Data entries for graphics:
--------------------

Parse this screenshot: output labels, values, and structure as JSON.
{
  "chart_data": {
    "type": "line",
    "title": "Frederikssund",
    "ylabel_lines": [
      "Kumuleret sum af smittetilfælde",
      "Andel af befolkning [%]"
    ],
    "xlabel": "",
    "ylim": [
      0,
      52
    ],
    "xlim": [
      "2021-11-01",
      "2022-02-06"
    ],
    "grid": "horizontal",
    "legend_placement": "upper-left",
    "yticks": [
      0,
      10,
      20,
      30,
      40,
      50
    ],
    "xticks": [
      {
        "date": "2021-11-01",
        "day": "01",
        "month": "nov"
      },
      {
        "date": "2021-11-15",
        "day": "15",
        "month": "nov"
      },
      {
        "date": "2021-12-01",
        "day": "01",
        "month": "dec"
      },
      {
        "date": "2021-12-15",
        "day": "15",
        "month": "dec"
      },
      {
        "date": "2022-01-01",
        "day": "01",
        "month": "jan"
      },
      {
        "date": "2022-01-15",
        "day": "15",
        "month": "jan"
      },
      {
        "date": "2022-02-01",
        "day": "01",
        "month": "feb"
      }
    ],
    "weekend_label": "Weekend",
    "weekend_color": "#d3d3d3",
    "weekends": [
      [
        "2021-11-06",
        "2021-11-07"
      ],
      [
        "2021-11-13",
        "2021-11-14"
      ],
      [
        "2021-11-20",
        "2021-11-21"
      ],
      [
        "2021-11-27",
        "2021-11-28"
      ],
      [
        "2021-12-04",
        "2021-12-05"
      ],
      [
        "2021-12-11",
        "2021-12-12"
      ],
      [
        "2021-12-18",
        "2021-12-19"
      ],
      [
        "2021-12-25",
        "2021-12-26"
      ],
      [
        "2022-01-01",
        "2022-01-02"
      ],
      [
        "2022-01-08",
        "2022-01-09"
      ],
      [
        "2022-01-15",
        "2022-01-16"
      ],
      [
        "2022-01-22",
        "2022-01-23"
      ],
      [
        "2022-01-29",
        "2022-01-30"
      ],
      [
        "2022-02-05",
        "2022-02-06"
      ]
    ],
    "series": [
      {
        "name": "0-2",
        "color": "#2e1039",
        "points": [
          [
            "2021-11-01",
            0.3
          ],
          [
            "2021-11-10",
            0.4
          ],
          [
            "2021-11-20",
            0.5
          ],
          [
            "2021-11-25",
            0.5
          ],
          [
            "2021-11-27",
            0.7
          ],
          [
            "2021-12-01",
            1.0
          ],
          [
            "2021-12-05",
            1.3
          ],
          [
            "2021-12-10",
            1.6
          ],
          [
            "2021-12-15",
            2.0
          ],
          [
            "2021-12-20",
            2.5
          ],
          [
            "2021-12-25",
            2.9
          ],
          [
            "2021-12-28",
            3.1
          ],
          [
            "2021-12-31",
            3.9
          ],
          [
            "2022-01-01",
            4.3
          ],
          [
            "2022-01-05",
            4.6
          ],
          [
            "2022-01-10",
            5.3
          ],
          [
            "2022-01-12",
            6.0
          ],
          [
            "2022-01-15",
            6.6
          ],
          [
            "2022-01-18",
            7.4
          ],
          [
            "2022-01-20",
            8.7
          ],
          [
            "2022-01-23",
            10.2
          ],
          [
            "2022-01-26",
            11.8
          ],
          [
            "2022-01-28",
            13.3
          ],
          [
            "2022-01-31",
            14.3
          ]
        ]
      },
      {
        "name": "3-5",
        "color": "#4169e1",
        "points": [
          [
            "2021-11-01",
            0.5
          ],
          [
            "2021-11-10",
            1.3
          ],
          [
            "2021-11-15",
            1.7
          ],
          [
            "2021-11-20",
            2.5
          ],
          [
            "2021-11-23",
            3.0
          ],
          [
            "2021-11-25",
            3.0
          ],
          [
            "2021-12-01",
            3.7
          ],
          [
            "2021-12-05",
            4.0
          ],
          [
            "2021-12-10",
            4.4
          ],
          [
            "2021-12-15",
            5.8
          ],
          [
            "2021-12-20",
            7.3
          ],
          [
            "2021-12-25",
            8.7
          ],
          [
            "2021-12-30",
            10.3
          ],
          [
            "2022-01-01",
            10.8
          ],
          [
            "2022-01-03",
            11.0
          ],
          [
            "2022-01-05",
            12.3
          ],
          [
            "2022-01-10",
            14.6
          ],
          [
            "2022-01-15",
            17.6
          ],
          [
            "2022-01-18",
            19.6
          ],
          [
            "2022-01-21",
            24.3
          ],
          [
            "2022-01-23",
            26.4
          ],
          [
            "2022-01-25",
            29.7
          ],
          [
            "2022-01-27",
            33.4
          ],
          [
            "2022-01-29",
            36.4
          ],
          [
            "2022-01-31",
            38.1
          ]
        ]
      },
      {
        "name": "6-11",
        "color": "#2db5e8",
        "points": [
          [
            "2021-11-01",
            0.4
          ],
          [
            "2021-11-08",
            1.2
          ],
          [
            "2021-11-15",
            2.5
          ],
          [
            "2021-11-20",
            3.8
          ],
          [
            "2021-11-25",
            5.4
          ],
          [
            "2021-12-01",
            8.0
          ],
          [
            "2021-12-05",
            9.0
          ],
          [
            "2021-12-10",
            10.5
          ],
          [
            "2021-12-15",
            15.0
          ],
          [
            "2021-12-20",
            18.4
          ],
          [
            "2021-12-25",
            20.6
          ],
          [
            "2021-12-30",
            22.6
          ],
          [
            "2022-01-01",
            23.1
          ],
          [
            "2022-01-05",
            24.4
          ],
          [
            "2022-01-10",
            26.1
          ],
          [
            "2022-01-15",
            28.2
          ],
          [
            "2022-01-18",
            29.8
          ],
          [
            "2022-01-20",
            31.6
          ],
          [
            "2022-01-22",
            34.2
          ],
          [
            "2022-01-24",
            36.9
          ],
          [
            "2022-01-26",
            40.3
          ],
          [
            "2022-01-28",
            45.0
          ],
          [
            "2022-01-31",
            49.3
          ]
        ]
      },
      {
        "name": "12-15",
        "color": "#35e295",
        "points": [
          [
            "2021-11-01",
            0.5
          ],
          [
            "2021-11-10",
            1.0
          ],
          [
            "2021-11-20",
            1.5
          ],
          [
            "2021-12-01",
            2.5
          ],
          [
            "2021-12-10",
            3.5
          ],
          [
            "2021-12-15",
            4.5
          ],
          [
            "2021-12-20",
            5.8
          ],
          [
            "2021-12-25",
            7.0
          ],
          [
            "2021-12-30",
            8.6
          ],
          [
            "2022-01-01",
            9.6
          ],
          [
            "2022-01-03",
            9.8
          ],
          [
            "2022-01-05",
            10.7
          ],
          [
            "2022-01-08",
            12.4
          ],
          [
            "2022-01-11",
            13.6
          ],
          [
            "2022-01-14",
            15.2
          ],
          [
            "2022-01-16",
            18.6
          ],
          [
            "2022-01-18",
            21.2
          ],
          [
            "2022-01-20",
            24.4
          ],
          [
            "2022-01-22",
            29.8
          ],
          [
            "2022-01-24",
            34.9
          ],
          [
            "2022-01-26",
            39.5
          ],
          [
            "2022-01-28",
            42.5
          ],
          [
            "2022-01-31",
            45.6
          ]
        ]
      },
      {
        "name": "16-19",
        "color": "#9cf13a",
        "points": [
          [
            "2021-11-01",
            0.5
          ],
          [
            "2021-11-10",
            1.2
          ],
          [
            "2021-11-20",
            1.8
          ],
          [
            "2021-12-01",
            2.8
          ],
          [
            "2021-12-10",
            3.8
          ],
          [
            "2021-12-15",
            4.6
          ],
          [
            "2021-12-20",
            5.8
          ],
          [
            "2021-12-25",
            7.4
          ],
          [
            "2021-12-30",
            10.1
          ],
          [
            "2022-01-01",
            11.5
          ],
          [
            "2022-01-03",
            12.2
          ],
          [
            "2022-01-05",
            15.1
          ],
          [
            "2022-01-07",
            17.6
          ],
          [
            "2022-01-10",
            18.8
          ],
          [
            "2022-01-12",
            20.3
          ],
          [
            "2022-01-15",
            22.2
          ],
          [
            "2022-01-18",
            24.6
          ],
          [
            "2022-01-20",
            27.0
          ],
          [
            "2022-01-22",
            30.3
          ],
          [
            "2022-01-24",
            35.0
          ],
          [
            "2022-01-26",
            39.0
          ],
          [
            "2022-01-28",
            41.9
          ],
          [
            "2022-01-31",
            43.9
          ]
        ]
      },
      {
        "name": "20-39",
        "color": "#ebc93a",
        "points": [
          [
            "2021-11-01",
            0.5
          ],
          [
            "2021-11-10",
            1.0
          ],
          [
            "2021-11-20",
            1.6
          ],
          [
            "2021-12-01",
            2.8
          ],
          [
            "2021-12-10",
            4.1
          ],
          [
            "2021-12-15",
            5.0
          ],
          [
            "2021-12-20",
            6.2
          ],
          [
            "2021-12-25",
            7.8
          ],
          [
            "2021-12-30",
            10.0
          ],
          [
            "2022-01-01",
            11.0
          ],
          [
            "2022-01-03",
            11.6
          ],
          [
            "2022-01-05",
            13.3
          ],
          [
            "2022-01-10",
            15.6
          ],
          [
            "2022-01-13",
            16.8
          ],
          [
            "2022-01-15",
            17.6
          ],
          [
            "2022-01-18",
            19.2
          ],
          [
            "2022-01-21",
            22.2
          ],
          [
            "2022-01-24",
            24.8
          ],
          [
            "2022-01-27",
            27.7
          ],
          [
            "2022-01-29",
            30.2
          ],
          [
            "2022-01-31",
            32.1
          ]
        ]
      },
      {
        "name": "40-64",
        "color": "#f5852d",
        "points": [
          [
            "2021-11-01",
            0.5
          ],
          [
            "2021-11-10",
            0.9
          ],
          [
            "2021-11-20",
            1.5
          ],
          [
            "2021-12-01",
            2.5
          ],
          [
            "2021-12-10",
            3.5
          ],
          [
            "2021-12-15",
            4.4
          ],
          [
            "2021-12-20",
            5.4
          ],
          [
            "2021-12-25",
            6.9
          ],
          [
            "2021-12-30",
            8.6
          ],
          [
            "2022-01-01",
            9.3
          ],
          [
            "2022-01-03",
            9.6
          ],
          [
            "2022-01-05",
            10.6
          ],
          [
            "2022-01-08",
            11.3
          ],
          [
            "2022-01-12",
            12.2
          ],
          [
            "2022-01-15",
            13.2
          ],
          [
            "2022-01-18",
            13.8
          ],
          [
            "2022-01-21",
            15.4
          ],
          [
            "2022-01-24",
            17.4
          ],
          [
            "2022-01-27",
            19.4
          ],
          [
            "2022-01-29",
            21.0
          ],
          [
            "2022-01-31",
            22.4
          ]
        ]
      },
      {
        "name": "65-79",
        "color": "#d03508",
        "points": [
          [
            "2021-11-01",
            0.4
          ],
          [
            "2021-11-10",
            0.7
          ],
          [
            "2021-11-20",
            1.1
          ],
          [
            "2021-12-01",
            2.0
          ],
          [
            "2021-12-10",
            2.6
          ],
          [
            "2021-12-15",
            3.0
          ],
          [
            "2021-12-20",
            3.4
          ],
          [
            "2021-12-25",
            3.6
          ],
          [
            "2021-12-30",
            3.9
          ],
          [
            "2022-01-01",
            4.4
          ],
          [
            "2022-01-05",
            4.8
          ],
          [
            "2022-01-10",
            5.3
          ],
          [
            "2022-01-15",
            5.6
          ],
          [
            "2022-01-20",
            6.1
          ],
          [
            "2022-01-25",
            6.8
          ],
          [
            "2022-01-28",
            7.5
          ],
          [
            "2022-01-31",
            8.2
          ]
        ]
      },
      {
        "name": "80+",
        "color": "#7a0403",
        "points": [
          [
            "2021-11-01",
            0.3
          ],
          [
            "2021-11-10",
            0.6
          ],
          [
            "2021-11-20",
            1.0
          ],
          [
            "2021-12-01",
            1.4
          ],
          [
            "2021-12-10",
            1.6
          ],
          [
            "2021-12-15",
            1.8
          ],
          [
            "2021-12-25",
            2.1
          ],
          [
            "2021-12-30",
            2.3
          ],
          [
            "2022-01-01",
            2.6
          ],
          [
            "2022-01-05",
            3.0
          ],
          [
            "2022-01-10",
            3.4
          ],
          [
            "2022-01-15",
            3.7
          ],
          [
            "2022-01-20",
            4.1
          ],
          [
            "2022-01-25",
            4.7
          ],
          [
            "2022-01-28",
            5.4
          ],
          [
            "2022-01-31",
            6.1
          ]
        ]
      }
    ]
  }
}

--------------------

--- Description of the task ---
Looking at the records above, say how many lines hold the string "name". Write nothing but the number.

--- Result ---
9